**Aim of the task**
Reproduce the part of the listing that opens with its first line and closes with the line containing "row-name: Расходы на обеспечение", changing each "row-2018" to "row-year-2018" and leaving everything else unchanged.

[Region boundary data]
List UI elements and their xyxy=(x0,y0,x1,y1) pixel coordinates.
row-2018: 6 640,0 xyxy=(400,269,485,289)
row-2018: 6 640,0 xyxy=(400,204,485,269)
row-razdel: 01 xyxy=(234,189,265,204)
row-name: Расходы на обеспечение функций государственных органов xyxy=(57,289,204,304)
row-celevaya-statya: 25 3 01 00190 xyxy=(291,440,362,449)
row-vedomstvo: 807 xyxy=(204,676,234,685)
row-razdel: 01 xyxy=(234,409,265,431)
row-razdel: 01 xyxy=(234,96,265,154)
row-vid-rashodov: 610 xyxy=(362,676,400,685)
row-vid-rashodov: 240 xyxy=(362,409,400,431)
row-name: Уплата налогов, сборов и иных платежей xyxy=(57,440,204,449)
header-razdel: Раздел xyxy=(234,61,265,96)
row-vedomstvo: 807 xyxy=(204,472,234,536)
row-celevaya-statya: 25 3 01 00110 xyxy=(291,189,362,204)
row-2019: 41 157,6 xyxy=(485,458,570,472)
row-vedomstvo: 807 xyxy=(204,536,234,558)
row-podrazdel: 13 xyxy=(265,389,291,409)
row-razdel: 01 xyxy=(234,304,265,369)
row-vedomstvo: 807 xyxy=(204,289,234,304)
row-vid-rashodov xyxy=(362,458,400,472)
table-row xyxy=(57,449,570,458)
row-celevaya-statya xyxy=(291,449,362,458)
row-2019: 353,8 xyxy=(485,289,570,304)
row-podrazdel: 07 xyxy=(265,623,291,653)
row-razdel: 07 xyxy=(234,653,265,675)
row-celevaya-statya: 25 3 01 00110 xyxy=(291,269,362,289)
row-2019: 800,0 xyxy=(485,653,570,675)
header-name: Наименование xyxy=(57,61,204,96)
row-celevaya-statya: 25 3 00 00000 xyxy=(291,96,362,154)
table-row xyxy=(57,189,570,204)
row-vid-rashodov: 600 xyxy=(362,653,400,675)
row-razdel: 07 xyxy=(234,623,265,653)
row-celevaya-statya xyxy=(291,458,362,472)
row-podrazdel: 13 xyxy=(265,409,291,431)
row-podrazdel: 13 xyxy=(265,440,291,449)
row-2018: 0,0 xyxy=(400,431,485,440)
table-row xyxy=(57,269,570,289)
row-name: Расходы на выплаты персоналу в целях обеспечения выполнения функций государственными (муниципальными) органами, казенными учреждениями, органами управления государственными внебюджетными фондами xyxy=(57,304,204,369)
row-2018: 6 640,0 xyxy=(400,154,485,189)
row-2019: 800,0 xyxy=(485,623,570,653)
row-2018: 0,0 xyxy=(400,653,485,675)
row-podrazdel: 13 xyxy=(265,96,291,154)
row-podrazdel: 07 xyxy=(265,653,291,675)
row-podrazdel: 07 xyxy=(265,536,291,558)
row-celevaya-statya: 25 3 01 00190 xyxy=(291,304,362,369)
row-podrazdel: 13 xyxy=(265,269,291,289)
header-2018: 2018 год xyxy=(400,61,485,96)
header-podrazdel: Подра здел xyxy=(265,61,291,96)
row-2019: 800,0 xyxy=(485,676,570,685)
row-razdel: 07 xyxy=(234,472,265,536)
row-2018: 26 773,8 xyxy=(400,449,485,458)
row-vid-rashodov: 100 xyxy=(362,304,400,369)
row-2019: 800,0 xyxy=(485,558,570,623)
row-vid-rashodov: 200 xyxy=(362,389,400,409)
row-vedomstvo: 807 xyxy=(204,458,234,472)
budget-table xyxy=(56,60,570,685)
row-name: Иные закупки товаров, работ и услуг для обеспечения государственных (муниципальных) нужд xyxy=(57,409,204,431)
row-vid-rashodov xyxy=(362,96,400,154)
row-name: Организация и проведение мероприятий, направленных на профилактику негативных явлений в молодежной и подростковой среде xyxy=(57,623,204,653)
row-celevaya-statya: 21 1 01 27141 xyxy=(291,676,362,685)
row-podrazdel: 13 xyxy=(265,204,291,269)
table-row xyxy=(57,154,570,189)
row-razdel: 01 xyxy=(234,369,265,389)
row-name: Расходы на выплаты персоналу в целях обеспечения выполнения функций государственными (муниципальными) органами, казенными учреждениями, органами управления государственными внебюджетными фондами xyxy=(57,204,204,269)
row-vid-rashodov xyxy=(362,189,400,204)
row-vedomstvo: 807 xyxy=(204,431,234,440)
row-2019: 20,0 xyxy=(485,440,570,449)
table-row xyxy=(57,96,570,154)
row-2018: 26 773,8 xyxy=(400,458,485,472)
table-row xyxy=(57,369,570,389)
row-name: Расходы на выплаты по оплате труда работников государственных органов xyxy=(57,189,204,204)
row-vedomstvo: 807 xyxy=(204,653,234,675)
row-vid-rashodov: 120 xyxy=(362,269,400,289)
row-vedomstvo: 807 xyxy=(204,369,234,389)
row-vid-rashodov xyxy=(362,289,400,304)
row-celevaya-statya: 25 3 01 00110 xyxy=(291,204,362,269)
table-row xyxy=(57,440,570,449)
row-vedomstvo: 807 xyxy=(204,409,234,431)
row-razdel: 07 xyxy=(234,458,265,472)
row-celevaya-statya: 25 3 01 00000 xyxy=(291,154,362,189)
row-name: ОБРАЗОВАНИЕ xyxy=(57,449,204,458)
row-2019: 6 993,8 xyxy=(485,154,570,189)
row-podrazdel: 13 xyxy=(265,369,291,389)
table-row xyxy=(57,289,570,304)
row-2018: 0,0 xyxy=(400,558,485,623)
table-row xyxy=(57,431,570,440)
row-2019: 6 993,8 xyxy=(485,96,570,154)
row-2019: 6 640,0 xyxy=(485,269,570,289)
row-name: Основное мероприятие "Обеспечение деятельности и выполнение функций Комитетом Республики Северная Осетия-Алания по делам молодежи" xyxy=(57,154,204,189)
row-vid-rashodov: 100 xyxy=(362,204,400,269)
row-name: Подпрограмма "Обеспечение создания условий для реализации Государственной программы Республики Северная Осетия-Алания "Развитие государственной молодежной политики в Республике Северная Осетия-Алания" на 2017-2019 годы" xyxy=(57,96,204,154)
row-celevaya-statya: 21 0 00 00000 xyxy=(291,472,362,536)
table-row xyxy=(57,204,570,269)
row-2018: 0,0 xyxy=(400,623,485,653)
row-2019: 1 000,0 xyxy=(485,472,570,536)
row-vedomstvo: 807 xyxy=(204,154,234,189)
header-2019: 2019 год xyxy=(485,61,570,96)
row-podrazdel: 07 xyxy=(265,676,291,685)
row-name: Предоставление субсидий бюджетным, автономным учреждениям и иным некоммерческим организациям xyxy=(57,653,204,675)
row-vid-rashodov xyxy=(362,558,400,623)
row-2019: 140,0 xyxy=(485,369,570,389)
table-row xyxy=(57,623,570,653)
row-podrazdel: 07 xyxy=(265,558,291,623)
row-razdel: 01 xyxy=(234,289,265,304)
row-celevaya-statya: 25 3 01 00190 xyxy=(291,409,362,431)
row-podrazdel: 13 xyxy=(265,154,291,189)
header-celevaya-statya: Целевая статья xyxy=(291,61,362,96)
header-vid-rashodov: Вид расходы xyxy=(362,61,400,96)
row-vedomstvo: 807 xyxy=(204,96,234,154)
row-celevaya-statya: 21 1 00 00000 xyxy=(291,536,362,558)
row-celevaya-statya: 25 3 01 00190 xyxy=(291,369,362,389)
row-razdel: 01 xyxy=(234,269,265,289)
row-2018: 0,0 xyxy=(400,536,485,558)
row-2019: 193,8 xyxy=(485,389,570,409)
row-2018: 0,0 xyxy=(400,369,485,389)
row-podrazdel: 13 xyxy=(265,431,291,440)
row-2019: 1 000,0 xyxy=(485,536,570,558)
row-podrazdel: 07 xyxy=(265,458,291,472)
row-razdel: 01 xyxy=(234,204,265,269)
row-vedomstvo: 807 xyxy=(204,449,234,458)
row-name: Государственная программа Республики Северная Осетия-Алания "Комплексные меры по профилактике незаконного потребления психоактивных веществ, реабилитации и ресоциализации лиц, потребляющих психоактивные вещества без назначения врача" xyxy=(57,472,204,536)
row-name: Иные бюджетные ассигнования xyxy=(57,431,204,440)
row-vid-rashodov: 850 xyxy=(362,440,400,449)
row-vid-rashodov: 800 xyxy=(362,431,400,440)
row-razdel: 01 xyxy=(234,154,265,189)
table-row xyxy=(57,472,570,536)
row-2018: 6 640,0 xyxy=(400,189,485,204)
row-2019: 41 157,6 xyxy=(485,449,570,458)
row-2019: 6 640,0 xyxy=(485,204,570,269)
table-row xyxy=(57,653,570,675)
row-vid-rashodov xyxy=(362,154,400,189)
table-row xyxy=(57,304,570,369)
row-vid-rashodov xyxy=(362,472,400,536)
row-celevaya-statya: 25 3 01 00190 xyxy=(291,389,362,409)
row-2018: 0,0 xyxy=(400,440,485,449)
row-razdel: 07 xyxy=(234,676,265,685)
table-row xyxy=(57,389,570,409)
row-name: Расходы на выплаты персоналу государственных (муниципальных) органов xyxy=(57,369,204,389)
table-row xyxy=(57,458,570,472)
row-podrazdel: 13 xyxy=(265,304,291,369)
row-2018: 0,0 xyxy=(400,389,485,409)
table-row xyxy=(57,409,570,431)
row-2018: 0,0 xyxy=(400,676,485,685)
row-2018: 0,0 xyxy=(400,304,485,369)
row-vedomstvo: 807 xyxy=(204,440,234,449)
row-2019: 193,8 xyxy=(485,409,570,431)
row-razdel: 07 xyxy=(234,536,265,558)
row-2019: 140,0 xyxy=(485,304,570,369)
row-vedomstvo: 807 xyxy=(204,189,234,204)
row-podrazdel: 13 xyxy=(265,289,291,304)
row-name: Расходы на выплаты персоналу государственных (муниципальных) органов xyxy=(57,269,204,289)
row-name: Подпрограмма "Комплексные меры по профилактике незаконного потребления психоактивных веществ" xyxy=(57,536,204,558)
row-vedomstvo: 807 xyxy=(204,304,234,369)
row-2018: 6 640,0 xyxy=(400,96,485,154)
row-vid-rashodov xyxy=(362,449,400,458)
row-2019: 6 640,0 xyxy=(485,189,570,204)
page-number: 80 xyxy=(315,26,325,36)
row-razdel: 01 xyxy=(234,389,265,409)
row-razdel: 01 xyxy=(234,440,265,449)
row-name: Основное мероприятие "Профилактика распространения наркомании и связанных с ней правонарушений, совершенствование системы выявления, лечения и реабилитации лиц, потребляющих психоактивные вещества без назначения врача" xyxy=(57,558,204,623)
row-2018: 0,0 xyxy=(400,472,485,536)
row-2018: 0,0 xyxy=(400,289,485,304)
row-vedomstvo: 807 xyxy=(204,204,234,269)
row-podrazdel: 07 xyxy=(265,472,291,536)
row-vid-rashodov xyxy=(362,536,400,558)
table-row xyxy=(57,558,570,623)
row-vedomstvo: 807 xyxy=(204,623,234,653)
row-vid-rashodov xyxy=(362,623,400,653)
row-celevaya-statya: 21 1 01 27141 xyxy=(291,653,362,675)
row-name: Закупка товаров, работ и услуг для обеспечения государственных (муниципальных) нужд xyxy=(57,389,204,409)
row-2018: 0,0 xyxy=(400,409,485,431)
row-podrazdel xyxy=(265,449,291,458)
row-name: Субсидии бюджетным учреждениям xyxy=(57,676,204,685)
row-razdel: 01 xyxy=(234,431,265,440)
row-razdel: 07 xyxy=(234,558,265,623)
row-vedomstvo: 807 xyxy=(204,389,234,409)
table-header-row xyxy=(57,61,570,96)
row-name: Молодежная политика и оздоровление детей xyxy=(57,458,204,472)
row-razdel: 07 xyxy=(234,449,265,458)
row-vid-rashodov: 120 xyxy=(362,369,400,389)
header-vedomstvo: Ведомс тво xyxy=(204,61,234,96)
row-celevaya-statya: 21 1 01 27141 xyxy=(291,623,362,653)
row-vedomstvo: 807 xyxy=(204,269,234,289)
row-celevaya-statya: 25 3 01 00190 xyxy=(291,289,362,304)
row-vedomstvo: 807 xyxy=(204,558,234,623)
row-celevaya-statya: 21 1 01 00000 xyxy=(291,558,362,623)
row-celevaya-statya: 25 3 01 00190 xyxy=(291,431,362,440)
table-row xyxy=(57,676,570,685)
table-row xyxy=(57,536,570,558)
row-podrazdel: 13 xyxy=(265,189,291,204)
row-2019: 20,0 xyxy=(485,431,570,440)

**Written answer**
List UI elements and their xyxy=(x0,y0,x1,y1) pixel coordinates.
row-year-2018: 6 640,0 xyxy=(400,269,485,289)
row-year-2018: 6 640,0 xyxy=(400,204,485,269)
row-razdel: 01 xyxy=(234,189,265,204)
row-name: Расходы на обеспечение функций государственных органов xyxy=(57,289,204,304)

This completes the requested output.